> DIRECTIVE:
Count every line that has "الشؤون" in it and give the total, nothing more.

> STORED DATA:
####################

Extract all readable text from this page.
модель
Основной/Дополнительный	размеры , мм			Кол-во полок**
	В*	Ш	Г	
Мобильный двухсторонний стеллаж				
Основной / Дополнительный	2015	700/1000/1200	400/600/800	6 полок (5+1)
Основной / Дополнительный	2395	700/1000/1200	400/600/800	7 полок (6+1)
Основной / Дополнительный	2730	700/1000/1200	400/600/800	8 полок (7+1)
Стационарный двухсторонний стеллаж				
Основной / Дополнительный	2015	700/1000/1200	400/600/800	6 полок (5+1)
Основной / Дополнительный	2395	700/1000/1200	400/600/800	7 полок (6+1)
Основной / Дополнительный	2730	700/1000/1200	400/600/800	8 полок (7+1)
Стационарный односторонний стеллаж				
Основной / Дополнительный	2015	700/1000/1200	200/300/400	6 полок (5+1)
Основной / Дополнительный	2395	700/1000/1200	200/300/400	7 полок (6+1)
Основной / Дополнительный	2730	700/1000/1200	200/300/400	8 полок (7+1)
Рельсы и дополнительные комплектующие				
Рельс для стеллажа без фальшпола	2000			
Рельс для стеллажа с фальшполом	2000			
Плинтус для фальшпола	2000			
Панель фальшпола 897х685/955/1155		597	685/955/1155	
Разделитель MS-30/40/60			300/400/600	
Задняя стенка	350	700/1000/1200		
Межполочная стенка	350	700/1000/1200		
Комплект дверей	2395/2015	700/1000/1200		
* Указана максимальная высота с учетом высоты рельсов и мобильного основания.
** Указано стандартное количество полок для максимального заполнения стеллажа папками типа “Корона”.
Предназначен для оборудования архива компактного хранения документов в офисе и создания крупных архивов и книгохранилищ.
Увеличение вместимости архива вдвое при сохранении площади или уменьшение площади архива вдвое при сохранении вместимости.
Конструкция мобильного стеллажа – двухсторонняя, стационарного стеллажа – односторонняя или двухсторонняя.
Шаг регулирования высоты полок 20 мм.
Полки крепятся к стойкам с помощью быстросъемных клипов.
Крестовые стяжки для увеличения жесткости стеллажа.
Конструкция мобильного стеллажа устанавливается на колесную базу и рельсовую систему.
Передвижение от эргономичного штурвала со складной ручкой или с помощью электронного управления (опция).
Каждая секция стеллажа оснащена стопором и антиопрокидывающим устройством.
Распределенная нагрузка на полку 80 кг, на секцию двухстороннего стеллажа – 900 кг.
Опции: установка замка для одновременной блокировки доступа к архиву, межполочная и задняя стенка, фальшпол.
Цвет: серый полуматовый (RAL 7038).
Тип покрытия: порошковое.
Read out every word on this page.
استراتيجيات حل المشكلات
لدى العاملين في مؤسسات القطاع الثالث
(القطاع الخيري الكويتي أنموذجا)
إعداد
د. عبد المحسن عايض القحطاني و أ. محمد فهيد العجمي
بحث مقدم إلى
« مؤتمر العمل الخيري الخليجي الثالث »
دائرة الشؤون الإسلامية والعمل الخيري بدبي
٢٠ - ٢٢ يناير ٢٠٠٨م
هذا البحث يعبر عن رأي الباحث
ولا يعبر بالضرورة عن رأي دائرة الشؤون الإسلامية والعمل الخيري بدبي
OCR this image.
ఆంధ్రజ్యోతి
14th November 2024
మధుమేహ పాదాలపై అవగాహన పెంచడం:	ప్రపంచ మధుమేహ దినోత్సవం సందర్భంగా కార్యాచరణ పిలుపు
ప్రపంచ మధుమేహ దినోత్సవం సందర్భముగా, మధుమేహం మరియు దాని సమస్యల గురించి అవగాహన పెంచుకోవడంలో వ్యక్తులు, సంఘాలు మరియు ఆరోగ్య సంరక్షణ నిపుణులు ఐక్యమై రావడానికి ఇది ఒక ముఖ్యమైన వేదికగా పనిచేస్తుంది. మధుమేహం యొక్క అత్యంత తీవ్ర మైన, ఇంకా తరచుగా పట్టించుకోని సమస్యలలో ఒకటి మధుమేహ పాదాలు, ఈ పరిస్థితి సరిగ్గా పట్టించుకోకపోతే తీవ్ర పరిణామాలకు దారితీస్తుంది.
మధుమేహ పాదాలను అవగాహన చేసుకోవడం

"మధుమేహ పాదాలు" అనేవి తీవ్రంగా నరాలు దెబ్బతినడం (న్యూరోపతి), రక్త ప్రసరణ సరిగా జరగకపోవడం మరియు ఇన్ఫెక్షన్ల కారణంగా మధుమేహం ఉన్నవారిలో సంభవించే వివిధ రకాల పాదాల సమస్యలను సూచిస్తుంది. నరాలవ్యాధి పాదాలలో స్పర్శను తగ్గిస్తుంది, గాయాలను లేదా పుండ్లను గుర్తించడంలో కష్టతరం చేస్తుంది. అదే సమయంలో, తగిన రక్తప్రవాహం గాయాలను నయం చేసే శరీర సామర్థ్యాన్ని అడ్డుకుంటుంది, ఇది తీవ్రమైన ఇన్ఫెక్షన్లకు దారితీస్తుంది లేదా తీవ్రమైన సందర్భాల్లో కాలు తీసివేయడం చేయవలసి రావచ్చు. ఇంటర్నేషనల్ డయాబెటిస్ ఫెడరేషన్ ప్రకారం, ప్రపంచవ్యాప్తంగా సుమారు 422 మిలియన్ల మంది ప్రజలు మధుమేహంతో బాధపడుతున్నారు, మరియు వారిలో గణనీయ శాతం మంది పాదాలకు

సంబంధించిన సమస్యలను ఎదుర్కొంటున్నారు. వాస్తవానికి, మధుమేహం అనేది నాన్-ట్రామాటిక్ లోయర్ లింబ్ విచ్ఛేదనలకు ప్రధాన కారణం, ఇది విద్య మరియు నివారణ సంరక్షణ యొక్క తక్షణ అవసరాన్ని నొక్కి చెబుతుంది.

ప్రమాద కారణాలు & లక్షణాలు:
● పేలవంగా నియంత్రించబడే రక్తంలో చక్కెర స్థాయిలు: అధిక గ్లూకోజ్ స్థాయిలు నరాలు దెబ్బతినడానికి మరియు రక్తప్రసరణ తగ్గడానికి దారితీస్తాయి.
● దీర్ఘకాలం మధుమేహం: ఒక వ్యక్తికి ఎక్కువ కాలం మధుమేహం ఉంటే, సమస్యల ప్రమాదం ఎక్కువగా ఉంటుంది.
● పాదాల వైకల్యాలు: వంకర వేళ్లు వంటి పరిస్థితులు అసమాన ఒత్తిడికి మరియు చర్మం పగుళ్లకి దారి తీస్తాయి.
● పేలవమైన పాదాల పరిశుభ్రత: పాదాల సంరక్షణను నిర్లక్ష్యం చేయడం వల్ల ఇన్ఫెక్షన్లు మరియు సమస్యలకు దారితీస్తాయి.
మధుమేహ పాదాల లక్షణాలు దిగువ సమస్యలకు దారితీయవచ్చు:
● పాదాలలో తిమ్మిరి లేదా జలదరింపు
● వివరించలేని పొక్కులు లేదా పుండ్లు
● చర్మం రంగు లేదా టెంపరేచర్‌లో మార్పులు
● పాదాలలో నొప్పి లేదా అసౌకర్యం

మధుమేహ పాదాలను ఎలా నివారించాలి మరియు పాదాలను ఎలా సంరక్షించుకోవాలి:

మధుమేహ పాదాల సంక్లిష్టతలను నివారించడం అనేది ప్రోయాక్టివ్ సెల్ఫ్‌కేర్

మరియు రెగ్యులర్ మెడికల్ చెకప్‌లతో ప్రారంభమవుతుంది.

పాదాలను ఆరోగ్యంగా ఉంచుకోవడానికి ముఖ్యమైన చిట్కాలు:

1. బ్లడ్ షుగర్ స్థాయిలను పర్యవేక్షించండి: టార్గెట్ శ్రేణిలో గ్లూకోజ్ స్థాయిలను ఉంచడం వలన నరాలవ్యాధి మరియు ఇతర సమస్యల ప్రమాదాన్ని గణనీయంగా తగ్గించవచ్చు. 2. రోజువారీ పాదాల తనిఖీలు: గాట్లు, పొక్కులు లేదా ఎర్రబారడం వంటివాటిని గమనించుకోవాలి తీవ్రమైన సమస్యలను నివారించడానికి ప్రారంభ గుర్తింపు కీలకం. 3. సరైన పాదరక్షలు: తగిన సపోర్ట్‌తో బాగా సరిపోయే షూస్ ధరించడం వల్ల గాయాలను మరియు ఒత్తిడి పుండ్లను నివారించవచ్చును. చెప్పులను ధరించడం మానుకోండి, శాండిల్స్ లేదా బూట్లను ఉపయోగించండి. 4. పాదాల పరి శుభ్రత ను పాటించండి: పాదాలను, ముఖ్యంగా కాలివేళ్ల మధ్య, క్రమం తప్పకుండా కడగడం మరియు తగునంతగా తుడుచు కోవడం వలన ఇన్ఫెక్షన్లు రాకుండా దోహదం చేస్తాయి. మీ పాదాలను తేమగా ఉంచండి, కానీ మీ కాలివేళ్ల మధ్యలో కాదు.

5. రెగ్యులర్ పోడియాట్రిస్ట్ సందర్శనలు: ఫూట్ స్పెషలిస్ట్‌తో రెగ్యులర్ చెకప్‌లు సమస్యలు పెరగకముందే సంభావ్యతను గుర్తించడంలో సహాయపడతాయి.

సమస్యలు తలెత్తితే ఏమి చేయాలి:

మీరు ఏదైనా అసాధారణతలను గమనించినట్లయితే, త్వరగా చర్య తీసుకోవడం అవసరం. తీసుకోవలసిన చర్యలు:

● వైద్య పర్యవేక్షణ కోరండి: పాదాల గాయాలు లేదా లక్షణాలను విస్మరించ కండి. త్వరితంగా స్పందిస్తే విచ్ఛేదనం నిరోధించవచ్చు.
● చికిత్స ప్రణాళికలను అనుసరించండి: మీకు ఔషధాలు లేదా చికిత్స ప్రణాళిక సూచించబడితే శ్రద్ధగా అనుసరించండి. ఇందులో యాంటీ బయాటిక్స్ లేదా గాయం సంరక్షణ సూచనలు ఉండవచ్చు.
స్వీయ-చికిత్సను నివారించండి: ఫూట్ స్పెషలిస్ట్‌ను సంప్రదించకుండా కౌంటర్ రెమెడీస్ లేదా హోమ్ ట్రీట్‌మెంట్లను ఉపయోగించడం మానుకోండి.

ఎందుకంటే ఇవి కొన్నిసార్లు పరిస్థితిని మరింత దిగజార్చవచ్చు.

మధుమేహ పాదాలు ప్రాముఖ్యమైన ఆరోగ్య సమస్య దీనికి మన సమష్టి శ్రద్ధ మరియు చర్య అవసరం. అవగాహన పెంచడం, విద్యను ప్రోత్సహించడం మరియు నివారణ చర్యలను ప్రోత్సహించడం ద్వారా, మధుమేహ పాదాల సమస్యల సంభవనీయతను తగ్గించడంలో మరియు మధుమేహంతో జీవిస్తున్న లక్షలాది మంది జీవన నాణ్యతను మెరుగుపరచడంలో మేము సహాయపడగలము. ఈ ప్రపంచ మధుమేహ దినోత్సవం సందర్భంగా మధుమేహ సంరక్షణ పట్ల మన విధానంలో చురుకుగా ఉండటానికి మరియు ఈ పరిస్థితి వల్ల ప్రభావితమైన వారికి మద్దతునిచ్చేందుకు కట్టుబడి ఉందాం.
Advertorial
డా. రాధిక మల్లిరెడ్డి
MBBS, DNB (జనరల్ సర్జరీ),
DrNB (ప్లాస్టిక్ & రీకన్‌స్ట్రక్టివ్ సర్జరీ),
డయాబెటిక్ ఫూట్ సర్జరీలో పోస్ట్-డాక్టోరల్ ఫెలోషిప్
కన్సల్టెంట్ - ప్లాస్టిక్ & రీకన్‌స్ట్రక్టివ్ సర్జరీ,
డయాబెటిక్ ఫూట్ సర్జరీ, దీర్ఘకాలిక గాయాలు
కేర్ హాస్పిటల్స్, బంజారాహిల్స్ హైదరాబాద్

####################

> OUTPUT BELOW:
2